start Record excerpts

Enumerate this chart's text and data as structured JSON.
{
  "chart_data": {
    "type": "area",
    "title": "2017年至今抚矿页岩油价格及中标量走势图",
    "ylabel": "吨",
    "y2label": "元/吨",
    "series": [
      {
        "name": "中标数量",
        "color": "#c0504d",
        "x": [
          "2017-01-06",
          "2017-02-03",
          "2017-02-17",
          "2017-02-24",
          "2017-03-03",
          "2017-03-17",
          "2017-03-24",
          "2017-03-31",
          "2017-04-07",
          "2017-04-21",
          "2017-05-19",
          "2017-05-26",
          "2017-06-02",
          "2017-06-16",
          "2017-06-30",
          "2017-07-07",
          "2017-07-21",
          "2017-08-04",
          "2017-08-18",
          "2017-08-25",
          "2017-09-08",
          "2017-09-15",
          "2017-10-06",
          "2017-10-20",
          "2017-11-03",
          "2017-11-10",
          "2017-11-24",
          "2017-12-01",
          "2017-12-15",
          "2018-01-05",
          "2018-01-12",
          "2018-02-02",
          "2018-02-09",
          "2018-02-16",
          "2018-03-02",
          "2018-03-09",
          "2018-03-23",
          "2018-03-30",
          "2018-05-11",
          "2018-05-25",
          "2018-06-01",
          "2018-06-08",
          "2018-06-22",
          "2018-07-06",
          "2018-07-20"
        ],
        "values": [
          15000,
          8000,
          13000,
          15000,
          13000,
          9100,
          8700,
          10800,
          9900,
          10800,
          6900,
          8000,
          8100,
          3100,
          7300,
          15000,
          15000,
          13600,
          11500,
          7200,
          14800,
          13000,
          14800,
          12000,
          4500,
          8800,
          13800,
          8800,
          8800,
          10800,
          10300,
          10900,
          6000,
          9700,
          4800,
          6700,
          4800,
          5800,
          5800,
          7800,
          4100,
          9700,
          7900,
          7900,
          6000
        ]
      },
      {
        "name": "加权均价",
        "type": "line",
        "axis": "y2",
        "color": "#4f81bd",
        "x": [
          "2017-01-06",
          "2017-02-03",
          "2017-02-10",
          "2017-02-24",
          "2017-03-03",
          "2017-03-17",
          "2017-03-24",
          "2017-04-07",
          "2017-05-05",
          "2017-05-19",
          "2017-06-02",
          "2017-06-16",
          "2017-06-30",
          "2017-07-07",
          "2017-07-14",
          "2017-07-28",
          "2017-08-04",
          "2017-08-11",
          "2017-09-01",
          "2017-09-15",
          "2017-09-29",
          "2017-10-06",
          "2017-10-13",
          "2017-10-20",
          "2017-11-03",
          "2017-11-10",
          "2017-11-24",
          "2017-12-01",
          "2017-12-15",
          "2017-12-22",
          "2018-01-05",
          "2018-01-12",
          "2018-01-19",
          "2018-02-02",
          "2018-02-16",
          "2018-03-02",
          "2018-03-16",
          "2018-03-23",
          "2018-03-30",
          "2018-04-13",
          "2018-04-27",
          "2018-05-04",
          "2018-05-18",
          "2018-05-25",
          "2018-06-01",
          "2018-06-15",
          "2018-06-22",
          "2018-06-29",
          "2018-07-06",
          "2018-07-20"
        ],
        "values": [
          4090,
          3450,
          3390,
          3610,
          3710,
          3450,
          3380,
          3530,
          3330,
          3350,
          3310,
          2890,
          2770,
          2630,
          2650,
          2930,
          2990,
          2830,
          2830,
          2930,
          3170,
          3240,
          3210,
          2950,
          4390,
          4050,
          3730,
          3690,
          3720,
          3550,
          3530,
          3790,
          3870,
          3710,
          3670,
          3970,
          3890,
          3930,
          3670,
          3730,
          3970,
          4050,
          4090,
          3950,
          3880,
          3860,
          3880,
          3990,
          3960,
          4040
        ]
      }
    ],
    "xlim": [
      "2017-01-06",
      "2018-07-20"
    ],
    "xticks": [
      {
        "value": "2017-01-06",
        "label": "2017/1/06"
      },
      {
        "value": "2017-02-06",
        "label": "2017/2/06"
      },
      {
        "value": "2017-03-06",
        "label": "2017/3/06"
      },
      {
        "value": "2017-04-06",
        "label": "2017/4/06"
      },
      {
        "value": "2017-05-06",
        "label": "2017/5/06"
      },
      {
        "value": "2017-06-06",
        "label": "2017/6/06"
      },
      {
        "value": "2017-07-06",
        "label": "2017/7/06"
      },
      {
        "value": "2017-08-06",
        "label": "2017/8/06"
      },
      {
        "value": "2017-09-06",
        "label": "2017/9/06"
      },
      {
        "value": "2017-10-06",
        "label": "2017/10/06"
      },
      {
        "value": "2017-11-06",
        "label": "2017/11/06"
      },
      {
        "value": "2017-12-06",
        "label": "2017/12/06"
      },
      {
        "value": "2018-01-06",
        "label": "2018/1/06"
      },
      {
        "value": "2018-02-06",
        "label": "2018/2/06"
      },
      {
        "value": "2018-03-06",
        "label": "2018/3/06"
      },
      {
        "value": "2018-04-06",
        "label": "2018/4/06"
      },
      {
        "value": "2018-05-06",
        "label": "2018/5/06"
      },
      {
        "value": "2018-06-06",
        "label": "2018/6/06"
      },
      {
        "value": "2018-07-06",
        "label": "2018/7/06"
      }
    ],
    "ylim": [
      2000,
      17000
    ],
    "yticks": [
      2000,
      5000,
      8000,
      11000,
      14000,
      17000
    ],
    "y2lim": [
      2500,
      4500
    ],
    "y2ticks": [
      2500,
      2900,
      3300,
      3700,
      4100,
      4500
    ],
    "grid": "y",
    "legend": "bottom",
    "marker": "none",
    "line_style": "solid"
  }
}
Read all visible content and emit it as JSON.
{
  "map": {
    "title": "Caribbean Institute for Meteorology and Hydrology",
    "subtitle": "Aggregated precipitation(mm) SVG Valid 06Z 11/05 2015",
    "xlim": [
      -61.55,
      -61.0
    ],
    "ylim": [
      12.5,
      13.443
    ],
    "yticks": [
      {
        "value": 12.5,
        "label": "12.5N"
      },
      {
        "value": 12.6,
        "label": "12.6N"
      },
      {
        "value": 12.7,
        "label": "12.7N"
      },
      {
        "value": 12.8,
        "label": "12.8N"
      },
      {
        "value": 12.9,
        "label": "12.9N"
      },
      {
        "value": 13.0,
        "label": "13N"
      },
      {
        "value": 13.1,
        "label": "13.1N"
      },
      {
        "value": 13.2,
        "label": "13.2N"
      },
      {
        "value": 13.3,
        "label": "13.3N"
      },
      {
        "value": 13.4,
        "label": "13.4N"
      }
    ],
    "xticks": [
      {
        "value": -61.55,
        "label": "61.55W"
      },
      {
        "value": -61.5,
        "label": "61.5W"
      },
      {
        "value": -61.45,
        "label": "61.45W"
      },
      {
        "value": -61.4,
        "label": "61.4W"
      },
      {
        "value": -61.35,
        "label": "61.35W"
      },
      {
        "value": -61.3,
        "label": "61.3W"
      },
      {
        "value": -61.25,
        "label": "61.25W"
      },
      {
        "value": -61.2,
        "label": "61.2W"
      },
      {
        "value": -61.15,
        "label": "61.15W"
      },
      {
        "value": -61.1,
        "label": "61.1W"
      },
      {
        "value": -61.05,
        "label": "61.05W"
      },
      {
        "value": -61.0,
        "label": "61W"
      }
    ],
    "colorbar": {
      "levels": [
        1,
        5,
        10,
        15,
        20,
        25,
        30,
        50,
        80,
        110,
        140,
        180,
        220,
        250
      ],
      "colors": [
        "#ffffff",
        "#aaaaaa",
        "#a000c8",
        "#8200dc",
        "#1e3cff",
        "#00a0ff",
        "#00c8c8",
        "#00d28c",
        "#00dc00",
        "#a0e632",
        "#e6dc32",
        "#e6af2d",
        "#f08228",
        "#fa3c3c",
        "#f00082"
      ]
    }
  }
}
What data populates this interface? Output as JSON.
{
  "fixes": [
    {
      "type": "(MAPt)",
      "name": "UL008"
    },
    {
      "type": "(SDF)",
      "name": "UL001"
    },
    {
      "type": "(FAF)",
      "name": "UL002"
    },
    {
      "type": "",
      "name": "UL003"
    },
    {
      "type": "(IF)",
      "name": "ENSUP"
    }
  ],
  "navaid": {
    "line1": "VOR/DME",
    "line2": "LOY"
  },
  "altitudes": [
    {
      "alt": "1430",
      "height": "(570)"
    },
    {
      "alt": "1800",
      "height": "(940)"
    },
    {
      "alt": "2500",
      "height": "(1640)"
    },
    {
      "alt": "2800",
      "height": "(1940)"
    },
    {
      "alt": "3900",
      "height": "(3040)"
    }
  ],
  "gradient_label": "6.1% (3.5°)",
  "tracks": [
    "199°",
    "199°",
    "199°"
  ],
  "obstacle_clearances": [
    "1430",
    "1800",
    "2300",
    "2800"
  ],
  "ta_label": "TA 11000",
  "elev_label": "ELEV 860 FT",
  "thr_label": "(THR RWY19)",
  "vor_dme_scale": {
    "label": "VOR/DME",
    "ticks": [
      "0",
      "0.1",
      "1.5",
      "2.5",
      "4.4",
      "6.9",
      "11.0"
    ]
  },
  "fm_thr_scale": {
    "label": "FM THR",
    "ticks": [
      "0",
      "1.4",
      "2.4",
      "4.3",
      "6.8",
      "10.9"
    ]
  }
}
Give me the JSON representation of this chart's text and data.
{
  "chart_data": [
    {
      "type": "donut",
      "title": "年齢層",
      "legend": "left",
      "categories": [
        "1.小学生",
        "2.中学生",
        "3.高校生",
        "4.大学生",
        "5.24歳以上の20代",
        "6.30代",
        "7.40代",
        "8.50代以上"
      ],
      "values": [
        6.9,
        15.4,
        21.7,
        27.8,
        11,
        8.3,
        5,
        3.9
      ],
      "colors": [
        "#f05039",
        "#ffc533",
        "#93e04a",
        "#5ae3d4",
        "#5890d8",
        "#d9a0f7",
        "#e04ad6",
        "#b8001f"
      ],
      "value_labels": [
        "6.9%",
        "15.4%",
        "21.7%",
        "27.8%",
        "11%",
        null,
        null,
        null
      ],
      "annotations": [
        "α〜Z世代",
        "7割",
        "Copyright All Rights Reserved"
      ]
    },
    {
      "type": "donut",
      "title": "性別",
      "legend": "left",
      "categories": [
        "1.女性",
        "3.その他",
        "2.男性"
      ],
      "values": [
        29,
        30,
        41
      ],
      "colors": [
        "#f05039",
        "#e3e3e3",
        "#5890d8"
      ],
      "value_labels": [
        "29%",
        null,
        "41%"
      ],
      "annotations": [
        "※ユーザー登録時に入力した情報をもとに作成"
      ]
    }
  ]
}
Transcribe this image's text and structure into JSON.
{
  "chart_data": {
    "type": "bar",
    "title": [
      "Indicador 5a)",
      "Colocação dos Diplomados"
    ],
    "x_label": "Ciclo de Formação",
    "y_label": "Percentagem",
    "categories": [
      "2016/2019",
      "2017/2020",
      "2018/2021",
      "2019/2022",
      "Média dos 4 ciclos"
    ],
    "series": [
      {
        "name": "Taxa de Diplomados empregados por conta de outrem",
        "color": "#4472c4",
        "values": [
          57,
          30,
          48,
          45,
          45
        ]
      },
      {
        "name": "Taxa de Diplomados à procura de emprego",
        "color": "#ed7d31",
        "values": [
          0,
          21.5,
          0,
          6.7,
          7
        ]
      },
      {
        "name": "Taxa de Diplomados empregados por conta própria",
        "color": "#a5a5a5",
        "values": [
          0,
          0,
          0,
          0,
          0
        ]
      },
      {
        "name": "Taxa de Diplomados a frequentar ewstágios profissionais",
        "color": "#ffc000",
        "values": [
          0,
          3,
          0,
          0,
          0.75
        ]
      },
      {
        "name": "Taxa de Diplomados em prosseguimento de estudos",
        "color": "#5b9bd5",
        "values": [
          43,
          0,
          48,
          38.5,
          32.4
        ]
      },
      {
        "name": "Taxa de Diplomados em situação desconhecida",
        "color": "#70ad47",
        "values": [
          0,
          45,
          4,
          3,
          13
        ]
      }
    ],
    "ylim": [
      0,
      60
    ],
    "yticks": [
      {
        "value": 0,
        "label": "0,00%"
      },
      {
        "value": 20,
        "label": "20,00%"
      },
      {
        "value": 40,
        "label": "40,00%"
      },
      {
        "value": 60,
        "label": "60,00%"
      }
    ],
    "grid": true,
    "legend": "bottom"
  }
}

end Record excerpts

→ **The problem**: Select every line above that contains the word "legend", and copy it.

→ **Right answer**:
    "legend": "bottom",
      "legend": "left",
      "legend": "left",
    "legend": "bottom"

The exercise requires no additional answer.